GOAL OF THE EXERCISE. Count the lines containing "JSON" in the entries underneath, and state that count without anything else.

—————

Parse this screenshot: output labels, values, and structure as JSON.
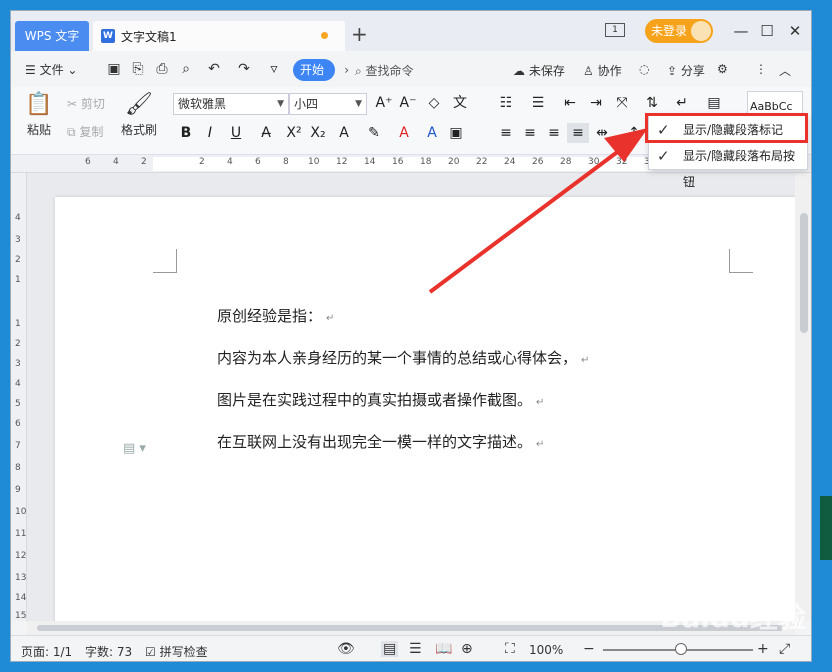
{
  "titlebar": {
    "app_tab": "WPS 文字",
    "doc_tab": "文字文稿1",
    "doc_icon_letter": "W",
    "login": "未登录"
  },
  "menubar": {
    "file": "文件",
    "start": "开始",
    "find": "查找命令",
    "unsaved": "未保存",
    "collab": "协作",
    "share": "分享"
  },
  "ribbon": {
    "paste": "粘贴",
    "cut": "剪切",
    "copy": "复制",
    "format_painter": "格式刷",
    "font_name": "微软雅黑",
    "font_size": "小四",
    "style_preview": "AaBbCc"
  },
  "ruler": {
    "h_ticks": [
      "6",
      "4",
      "2",
      "2",
      "4",
      "6",
      "8",
      "10",
      "12",
      "14",
      "16",
      "18",
      "20",
      "22",
      "24",
      "26",
      "28",
      "30",
      "32",
      "34"
    ],
    "v_ticks": [
      "4",
      "3",
      "2",
      "1",
      "1",
      "2",
      "3",
      "4",
      "5",
      "6",
      "7",
      "8",
      "9",
      "10",
      "11",
      "12",
      "13",
      "14",
      "15"
    ]
  },
  "document": {
    "paragraphs": [
      "原创经验是指：",
      "内容为本人亲身经历的某一个事情的总结或心得体会，",
      "图片是在实践过程中的真实拍摄或者操作截图。",
      "在互联网上没有出现完全一模一样的文字描述。"
    ],
    "para_mark": "↵"
  },
  "popup": {
    "items": [
      "显示/隐藏段落标记",
      "显示/隐藏段落布局按钮"
    ]
  },
  "status": {
    "page": "页面: 1/1",
    "words": "字数: 73",
    "spell": "拼写检查",
    "zoom": "100%"
  },
  "watermark": "Baidu经验",
  "colors": {
    "accent": "#3d84f5",
    "highlight": "#e8322b",
    "login": "#f7a21b"
  }
}
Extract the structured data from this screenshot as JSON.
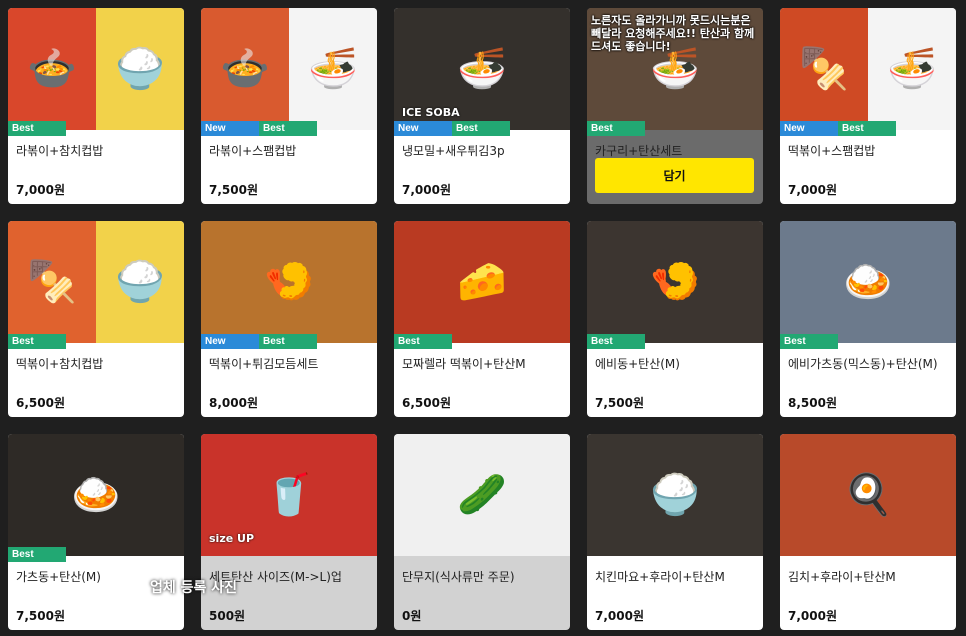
{
  "colors": {
    "background": "#1f1f1f",
    "badge_new": "#2b8ad8",
    "badge_best": "#22a873",
    "cta": "#ffe600"
  },
  "menu_items": [
    {
      "name": "라볶이+참치컵밥",
      "price": "7,000원",
      "badges": [
        "Best"
      ],
      "photo": [
        "🍲",
        "🍚"
      ],
      "bg": [
        "#d9472b",
        "#f2d24a"
      ],
      "state": "normal"
    },
    {
      "name": "라볶이+스팸컵밥",
      "price": "7,500원",
      "badges": [
        "New",
        "Best"
      ],
      "photo": [
        "🍲",
        "🍜"
      ],
      "bg": [
        "#d95a2f",
        "#f4f4f4"
      ],
      "state": "normal"
    },
    {
      "name": "냉모밀+새우튀김3p",
      "price": "7,000원",
      "badges": [
        "New",
        "Best"
      ],
      "photo": [
        "🍜"
      ],
      "bg": [
        "#34302c"
      ],
      "state": "normal",
      "photo_text": "ICE SOBA"
    },
    {
      "name": "카구리+탄산세트",
      "price": "",
      "badges": [
        "Best"
      ],
      "photo": [
        "🍜"
      ],
      "bg": [
        "#5e4a3a"
      ],
      "state": "dark",
      "notice": "노른자도 올라가니까 못드시는분은 빼달라 요청해주세요!! 탄산과 함께 드셔도 좋습니다!",
      "cta": "담기"
    },
    {
      "name": "떡볶이+스팸컵밥",
      "price": "7,000원",
      "badges": [
        "New",
        "Best"
      ],
      "photo": [
        "🍢",
        "🍜"
      ],
      "bg": [
        "#cf4a24",
        "#f4f4f4"
      ],
      "state": "normal"
    },
    {
      "name": "떡볶이+참치컵밥",
      "price": "6,500원",
      "badges": [
        "Best"
      ],
      "photo": [
        "🍢",
        "🍚"
      ],
      "bg": [
        "#e0622e",
        "#f2d24a"
      ],
      "state": "normal"
    },
    {
      "name": "떡볶이+튀김모듬세트",
      "price": "8,000원",
      "badges": [
        "New",
        "Best"
      ],
      "photo": [
        "🍤"
      ],
      "bg": [
        "#b8732d"
      ],
      "state": "normal"
    },
    {
      "name": "모짜렐라 떡볶이+탄산M",
      "price": "6,500원",
      "badges": [
        "Best"
      ],
      "photo": [
        "🧀"
      ],
      "bg": [
        "#b93a22"
      ],
      "state": "normal"
    },
    {
      "name": "에비동+탄산(M)",
      "price": "7,500원",
      "badges": [
        "Best"
      ],
      "photo": [
        "🍤"
      ],
      "bg": [
        "#3c3530"
      ],
      "state": "normal"
    },
    {
      "name": "에비가츠동(믹스동)+탄산(M)",
      "price": "8,500원",
      "badges": [
        "Best"
      ],
      "photo": [
        "🍛"
      ],
      "bg": [
        "#6c7a8c"
      ],
      "state": "normal"
    },
    {
      "name": "가츠동+탄산(M)",
      "price": "7,500원",
      "badges": [
        "Best"
      ],
      "photo": [
        "🍛"
      ],
      "bg": [
        "#2e2a26"
      ],
      "state": "normal"
    },
    {
      "name": "세트탄산 사이즈(M->L)업",
      "price": "500원",
      "badges": [],
      "photo": [
        "🥤"
      ],
      "bg": [
        "#c9332a"
      ],
      "state": "dim",
      "photo_text": "size UP"
    },
    {
      "name": "단무지(식사류만 주문)",
      "price": "0원",
      "badges": [],
      "photo": [
        "🥒"
      ],
      "bg": [
        "#f0f0f0"
      ],
      "state": "dim"
    },
    {
      "name": "치킨마요+후라이+탄산M",
      "price": "7,000원",
      "badges": [],
      "photo": [
        "🍚"
      ],
      "bg": [
        "#3a3530"
      ],
      "state": "normal"
    },
    {
      "name": "김치+후라이+탄산M",
      "price": "7,000원",
      "badges": [],
      "photo": [
        "🍳"
      ],
      "bg": [
        "#b84a2a"
      ],
      "state": "normal"
    }
  ],
  "overlay_caption": "업체 등록 사진"
}
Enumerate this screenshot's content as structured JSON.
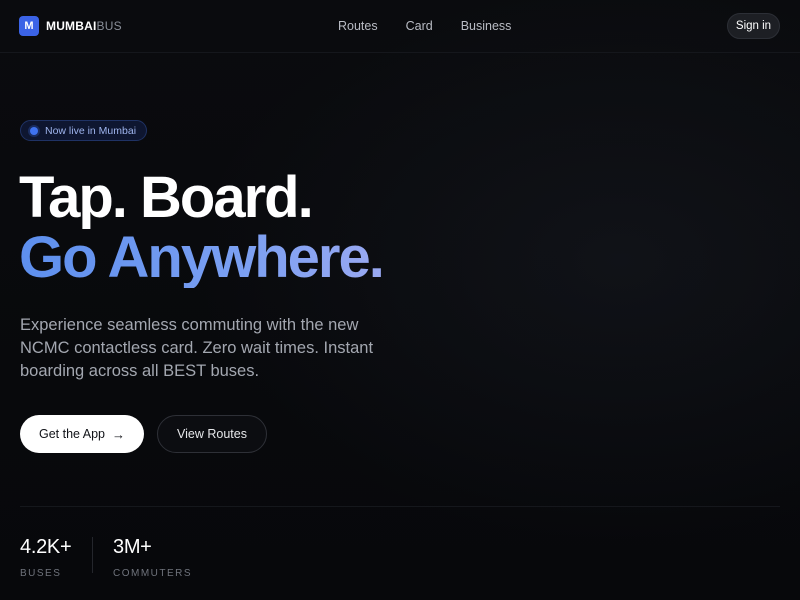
{
  "brand": {
    "mark": "M",
    "name_bold": "MUMBAI",
    "name_light": "BUS"
  },
  "nav": {
    "links": [
      "Routes",
      "Card",
      "Business"
    ],
    "signin": "Sign in"
  },
  "hero": {
    "badge": "Now live in Mumbai",
    "headline_line1": "Tap. Board.",
    "headline_line2": "Go Anywhere.",
    "lead": "Experience seamless commuting with the new NCMC contactless card. Zero wait times. Instant boarding across all BEST buses.",
    "primary_cta": "Get the App",
    "primary_cta_icon": "arrow-right-icon",
    "secondary_cta": "View Routes"
  },
  "stats": [
    {
      "value": "4.2K+",
      "label": "BUSES"
    },
    {
      "value": "3M+",
      "label": "COMMUTERS"
    }
  ],
  "colors": {
    "background": "#07080b",
    "accent": "#3b63e6",
    "gradient_start": "#5d8fee",
    "gradient_end": "#9aa9f2"
  }
}
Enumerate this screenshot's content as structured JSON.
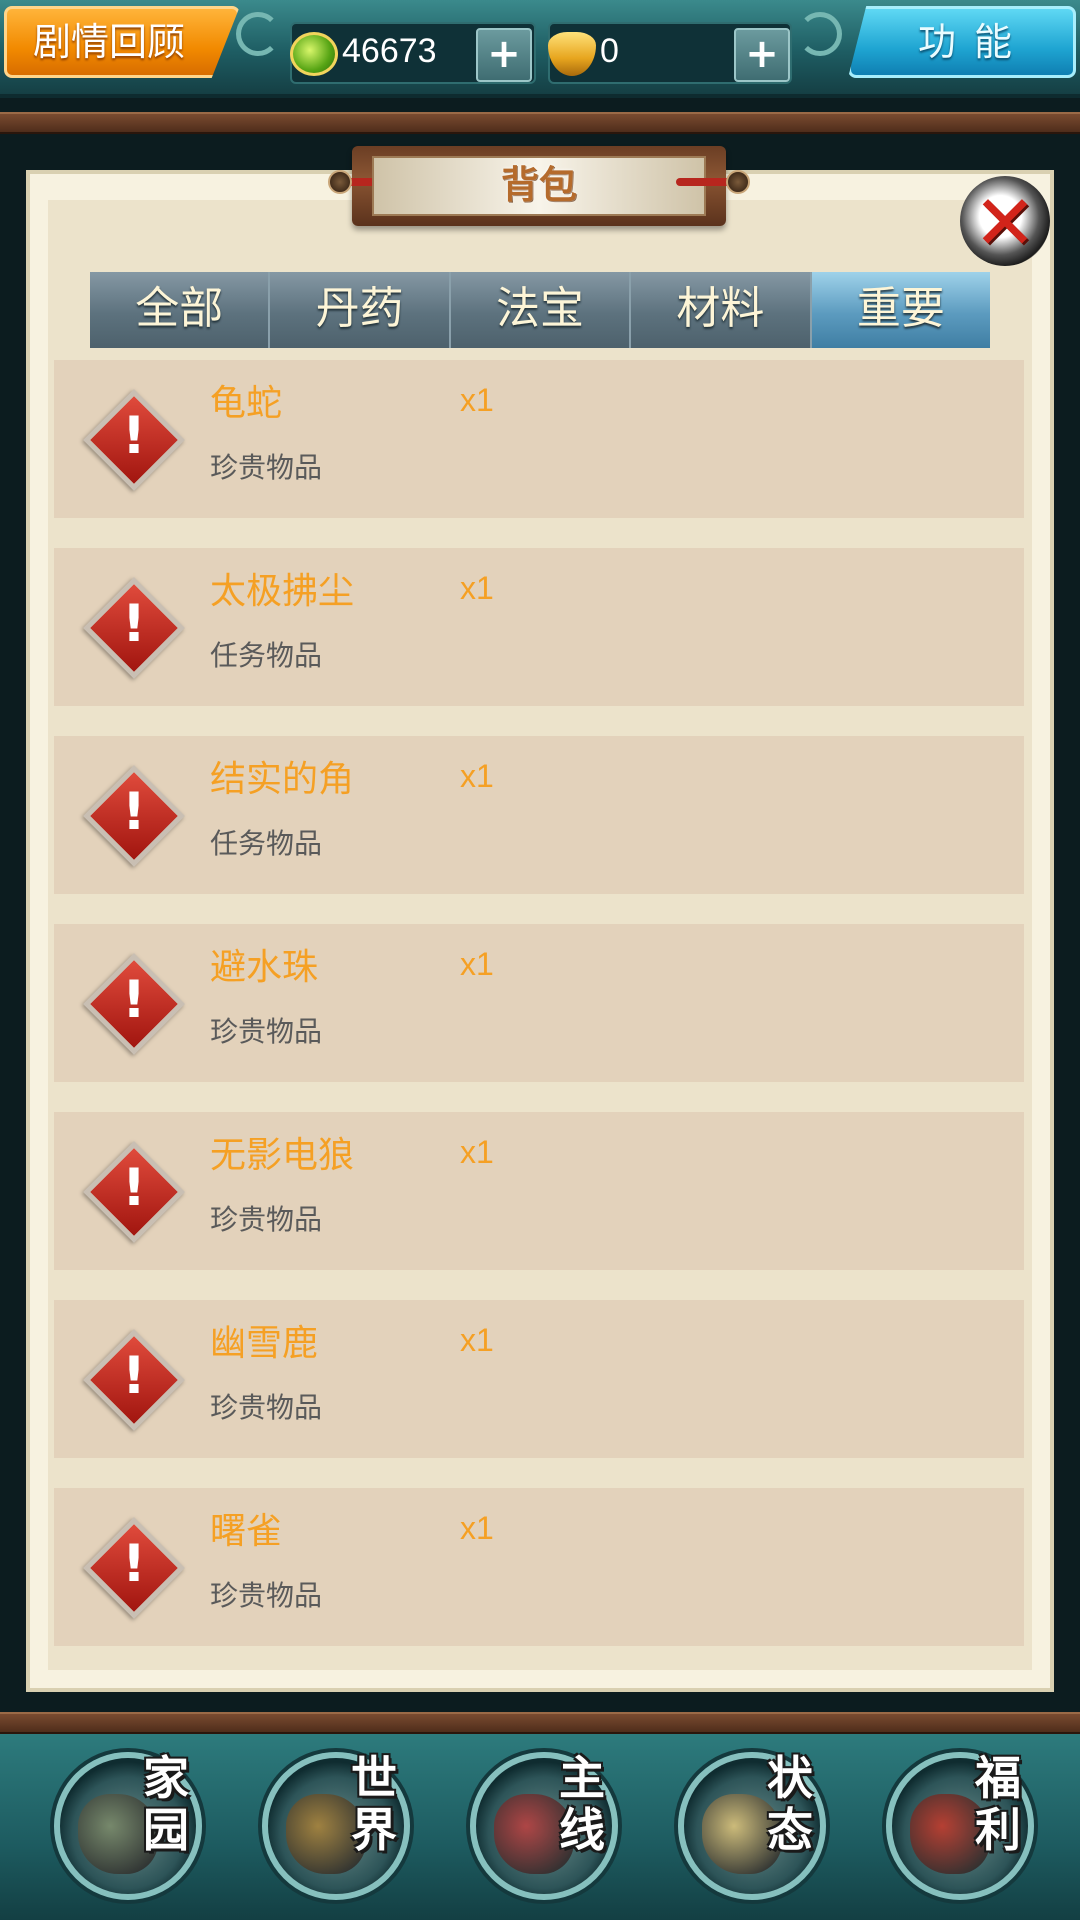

—————

RESULT OF THE EXERCISE. 4